- Given problem 1: According to the WCMA radio station text, who founded the station when it was known as WLUZ?

— BEGIN Supplied text —

WCMA

Bayamón, Puerto Rico; Puerto Rico;
- Broadcast area: Puerto Rico
- Frequency: 1600 kHz
- Branding: Cima 103.7

Programming
- Format: Spanish Tropical

Ownership
- Owner: Aurio A. Matos Barreto
- Sister stations: WNVI, WJIT, WLUZ, WZCA, WWNA, WUTD-FM

History
- First air date: August 1966; 59 years ago
- Former call signs: WLUZ (1966–2012)
- Call sign meaning: CiMA

Technical information
- Licensing authority: FCC
- Facility ID: 39145
- Class: B
- Power: 5,000 watts
- Transmitter coordinates: 18°21′38″N 66°59′30″W﻿ / ﻿18.36056°N 66.99167°W
- Translators: 96.1 W241DE (Bayamón) 103.7 W279BU (San Juan)
- Repeater: 91.7 WZCA (Quebradillas)

Links
- Public license information: Public file; LMS;
- Webcast: Listen Live
- Website: cimafm.com

= WCMA (AM) =

Puerto Rican radio station

WCMA (1600 kHz, is an AM radio station broadcasting a evangélico format. Licensed to Bayamón, Puerto Rico, it serves all of Puerto Rico. The station is currently owned by Aurio A. Matos Barreto. WCMA shares with translator stations W279BU (103.7 FM) in San Juan and W241DE (96.1 FM), also licensed to Bayamón. WCMA simulcasts on WZCA (91.7 FM) in Quebradillas. The station was originally known as WLUZ, founded by Puerto Rican producer Tommy Muñiz after the original owner's wife, Luz María García de la Noceda.

— END Supplied text —
— BEGIN Data to process —

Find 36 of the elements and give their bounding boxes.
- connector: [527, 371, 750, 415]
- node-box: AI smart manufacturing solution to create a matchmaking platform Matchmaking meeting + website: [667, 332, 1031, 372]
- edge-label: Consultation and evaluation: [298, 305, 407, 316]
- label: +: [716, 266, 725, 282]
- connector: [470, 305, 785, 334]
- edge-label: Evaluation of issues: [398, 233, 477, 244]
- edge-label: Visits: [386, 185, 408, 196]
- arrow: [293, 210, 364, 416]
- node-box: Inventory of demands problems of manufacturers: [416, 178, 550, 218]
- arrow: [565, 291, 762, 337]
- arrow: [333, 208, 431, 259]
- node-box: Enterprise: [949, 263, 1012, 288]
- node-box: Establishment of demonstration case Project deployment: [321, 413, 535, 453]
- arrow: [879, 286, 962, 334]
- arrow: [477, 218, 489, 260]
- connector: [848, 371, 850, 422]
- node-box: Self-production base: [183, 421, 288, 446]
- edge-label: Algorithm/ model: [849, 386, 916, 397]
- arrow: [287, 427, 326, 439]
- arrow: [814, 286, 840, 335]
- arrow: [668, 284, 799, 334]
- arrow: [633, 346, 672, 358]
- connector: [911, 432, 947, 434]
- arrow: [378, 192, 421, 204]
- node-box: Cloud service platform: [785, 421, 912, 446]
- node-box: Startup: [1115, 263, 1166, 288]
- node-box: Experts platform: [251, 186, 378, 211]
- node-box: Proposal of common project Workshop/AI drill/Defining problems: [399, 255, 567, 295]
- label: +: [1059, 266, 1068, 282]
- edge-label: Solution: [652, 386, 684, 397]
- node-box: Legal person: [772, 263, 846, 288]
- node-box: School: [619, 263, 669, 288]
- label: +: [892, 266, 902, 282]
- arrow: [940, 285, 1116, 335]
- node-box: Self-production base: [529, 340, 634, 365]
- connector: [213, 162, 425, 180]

— END Data to process —

- Given problem 2: Copy the records from their first line up to and including the line containing "- node-box: Experts".

- Problem solution 1: Puerto Rican producer Tommy Muñiz founded it.

- Problem solution 2:
Find 36 of the elements and give their bounding boxes.
- connector: [527, 371, 750, 415]
- node-box: AI smart manufacturing solution to create a matchmaking platform Matchmaking meeting + website: [667, 332, 1031, 372]
- edge-label: Consultation and evaluation: [298, 305, 407, 316]
- label: +: [716, 266, 725, 282]
- connector: [470, 305, 785, 334]
- edge-label: Evaluation of issues: [398, 233, 477, 244]
- edge-label: Visits: [386, 185, 408, 196]
- arrow: [293, 210, 364, 416]
- node-box: Inventory of demands problems of manufacturers: [416, 178, 550, 218]
- arrow: [565, 291, 762, 337]
- arrow: [333, 208, 431, 259]
- node-box: Enterprise: [949, 263, 1012, 288]
- node-box: Establishment of demonstration case Project deployment: [321, 413, 535, 453]
- arrow: [879, 286, 962, 334]
- arrow: [477, 218, 489, 260]
- connector: [848, 371, 850, 422]
- node-box: Self-production base: [183, 421, 288, 446]
- edge-label: Algorithm/ model: [849, 386, 916, 397]
- arrow: [287, 427, 326, 439]
- arrow: [814, 286, 840, 335]
- arrow: [668, 284, 799, 334]
- arrow: [633, 346, 672, 358]
- connector: [911, 432, 947, 434]
- arrow: [378, 192, 421, 204]
- node-box: Cloud service platform: [785, 421, 912, 446]
- node-box: Startup: [1115, 263, 1166, 288]
- node-box: Experts platform: [251, 186, 378, 211]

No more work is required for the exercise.